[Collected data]
::::::
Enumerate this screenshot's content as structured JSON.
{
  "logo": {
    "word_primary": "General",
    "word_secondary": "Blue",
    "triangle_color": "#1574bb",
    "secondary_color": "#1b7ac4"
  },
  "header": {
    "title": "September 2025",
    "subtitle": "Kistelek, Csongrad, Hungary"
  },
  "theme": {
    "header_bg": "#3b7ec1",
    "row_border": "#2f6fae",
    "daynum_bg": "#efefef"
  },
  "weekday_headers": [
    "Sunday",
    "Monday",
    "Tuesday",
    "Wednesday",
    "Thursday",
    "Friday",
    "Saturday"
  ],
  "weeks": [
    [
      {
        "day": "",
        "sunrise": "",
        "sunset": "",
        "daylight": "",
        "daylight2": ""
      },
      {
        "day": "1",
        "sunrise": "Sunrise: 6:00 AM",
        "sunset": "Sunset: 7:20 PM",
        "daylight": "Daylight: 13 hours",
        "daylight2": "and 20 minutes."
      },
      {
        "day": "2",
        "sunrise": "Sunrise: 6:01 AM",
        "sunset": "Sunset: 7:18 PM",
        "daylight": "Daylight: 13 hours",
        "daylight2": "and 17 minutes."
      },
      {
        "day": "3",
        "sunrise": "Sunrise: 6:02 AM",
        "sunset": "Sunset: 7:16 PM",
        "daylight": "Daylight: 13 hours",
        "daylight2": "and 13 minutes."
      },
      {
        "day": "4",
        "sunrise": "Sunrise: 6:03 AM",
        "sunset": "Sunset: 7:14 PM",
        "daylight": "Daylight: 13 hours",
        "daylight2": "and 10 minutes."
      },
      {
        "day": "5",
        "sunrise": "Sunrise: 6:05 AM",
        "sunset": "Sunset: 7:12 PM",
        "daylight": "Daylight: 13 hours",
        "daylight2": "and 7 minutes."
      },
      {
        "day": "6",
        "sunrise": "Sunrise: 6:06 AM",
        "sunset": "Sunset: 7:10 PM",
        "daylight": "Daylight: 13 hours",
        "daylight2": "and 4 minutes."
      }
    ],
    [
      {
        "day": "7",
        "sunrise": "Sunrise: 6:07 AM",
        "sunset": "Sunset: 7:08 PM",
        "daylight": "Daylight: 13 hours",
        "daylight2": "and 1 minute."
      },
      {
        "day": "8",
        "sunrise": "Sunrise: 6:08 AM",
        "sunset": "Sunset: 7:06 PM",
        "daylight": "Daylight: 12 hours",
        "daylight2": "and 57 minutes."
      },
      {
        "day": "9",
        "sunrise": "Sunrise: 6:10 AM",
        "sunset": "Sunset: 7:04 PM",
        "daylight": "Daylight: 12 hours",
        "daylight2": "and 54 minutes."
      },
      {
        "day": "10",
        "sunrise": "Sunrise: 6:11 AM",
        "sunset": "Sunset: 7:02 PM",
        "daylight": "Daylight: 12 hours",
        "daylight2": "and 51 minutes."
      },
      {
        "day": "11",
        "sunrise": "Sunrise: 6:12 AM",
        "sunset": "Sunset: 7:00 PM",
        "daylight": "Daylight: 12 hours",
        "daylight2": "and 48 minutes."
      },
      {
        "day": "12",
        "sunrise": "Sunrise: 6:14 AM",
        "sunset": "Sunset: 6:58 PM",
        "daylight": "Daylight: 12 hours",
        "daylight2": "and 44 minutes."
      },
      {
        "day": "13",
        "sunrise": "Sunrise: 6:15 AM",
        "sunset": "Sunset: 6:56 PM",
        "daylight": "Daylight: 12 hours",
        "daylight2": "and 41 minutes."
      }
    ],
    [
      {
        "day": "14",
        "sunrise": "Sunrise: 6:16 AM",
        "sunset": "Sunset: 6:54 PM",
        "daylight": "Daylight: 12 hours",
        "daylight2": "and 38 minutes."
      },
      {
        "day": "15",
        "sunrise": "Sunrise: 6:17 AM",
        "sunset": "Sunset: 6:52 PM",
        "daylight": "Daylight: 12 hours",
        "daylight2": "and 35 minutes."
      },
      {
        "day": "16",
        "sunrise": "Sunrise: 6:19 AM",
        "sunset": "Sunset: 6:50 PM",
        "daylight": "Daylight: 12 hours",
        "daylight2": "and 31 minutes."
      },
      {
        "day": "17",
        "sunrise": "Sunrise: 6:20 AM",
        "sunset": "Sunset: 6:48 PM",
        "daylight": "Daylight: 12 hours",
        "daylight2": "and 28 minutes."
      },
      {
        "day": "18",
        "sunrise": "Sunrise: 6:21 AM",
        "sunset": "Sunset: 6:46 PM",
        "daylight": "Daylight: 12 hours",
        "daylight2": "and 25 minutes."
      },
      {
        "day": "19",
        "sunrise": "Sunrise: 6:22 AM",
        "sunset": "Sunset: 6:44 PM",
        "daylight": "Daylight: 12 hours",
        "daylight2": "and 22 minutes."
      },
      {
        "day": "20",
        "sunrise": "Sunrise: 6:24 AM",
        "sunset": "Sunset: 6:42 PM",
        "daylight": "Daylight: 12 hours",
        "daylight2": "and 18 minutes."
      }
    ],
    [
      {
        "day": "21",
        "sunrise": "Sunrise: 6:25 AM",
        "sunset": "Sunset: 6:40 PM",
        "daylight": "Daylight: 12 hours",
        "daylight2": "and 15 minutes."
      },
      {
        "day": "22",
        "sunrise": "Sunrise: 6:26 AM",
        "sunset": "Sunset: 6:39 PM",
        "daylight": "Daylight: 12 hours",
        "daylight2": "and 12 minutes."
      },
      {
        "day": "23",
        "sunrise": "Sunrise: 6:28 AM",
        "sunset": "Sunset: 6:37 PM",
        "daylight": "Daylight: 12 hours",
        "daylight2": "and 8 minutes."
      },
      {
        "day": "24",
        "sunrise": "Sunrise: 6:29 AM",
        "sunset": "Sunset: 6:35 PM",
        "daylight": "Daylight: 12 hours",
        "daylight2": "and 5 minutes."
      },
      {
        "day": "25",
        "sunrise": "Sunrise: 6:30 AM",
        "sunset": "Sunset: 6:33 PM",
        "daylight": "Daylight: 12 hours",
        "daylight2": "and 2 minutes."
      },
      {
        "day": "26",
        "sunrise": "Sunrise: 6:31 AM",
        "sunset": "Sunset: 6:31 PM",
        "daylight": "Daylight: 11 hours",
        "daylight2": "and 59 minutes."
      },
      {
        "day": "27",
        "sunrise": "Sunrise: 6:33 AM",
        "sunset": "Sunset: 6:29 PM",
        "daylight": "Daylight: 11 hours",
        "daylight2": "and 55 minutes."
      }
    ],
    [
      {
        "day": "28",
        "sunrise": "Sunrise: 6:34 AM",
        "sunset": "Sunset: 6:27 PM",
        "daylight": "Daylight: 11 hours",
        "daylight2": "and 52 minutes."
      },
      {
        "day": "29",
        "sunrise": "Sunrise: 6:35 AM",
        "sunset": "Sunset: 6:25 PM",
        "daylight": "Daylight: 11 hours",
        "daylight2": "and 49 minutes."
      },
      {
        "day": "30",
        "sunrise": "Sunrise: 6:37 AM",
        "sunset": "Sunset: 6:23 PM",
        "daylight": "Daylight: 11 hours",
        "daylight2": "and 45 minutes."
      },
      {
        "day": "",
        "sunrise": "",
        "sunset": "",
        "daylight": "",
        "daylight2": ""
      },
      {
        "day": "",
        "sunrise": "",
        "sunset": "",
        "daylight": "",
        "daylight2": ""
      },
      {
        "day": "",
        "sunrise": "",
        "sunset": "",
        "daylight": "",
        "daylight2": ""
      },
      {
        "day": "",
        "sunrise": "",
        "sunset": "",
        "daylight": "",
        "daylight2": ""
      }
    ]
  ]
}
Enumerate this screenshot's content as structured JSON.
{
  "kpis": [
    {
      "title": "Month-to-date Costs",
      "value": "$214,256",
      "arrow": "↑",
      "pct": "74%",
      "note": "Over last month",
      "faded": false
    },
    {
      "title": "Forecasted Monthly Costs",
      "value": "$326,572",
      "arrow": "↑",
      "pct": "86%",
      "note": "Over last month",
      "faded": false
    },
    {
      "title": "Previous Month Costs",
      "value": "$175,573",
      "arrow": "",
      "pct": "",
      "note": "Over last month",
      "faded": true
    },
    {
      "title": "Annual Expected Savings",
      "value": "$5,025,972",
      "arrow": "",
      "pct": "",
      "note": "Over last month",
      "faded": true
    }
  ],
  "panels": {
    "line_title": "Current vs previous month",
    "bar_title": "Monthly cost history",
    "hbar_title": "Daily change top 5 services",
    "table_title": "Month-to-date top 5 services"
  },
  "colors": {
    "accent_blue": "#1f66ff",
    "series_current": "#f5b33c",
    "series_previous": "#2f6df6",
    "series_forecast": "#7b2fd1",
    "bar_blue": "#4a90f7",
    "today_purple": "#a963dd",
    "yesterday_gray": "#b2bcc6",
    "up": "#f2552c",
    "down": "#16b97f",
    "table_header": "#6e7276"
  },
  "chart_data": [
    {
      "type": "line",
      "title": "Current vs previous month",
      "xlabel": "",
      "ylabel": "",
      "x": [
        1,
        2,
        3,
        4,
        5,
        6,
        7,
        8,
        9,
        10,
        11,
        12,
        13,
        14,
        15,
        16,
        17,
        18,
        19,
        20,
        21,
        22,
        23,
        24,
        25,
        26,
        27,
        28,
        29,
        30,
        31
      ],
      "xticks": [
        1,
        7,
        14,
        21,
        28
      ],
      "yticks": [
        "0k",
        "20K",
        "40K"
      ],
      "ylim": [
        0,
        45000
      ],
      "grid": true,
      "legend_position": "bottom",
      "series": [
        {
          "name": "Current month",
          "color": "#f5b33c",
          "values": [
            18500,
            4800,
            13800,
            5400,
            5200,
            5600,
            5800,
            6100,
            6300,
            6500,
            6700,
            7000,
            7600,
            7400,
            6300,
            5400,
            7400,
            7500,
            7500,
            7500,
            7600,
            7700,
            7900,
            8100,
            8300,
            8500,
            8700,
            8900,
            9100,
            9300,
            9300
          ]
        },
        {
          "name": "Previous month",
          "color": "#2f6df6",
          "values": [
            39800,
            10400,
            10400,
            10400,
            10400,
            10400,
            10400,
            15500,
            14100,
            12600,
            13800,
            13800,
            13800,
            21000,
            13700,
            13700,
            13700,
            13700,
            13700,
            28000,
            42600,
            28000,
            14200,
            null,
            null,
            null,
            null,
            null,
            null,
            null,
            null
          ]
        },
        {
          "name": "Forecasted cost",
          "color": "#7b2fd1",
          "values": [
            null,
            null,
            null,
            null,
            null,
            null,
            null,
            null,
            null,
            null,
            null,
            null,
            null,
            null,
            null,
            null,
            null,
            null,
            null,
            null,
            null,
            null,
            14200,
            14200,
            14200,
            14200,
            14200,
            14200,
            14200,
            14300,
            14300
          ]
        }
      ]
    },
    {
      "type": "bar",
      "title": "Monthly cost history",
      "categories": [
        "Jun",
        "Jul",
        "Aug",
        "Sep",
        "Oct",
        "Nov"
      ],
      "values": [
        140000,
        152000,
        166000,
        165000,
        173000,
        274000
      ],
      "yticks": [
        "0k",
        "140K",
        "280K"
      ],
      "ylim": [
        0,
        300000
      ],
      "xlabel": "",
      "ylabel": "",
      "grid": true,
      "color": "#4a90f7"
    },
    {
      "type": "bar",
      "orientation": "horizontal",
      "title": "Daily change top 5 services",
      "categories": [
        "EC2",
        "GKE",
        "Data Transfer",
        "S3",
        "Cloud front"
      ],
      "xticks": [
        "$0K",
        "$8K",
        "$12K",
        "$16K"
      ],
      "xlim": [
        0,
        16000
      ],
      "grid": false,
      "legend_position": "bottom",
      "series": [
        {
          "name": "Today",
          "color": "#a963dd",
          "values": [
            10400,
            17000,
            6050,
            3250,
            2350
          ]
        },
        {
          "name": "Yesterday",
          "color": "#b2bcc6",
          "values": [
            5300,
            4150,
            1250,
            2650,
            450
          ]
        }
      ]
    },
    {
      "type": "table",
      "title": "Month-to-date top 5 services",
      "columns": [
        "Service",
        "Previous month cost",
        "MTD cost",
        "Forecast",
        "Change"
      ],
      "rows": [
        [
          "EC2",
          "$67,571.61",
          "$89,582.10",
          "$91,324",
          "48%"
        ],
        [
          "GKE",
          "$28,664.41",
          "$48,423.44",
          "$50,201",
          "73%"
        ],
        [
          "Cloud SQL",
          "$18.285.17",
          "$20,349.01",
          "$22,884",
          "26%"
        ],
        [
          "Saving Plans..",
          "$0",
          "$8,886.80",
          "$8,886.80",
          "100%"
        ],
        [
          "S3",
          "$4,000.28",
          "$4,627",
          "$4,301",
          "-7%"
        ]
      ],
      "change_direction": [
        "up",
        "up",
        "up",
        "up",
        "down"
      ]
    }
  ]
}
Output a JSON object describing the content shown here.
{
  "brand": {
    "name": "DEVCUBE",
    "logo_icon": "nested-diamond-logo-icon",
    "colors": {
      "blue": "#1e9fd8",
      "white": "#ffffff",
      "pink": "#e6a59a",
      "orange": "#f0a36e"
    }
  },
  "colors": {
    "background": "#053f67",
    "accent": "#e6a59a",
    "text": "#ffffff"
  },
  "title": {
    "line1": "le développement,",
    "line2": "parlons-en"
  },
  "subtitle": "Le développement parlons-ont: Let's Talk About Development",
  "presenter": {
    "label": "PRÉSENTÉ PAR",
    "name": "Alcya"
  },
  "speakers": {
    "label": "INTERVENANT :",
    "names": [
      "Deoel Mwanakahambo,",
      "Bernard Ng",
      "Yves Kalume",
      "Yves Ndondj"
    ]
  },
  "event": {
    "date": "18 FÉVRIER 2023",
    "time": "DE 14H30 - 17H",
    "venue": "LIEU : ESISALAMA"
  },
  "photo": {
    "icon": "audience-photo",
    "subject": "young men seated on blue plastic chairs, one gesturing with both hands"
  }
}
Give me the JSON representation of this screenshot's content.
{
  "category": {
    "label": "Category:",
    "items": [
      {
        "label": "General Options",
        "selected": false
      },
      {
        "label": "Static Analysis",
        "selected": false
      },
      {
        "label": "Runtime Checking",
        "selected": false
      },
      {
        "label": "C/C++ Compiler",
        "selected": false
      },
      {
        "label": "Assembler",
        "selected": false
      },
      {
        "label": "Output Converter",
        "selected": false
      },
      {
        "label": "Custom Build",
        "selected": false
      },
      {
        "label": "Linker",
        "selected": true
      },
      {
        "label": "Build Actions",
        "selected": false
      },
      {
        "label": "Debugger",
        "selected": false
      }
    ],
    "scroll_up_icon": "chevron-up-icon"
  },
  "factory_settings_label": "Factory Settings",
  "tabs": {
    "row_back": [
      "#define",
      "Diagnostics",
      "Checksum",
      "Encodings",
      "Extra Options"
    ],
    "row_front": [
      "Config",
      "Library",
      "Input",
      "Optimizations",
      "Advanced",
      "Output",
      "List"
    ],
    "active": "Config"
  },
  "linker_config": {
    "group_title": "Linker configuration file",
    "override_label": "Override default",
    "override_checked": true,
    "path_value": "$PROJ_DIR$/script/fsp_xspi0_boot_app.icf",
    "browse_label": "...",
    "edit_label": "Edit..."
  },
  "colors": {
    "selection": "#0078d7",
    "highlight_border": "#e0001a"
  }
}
::::::
- AIM -
Check each line of the records for "icon" and copy the ones that contain it.

- THE SOLUTION -
    "logo_icon": "nested-diamond-logo-icon",
    "icon": "audience-photo",
    "scroll_up_icon": "chevron-up-icon"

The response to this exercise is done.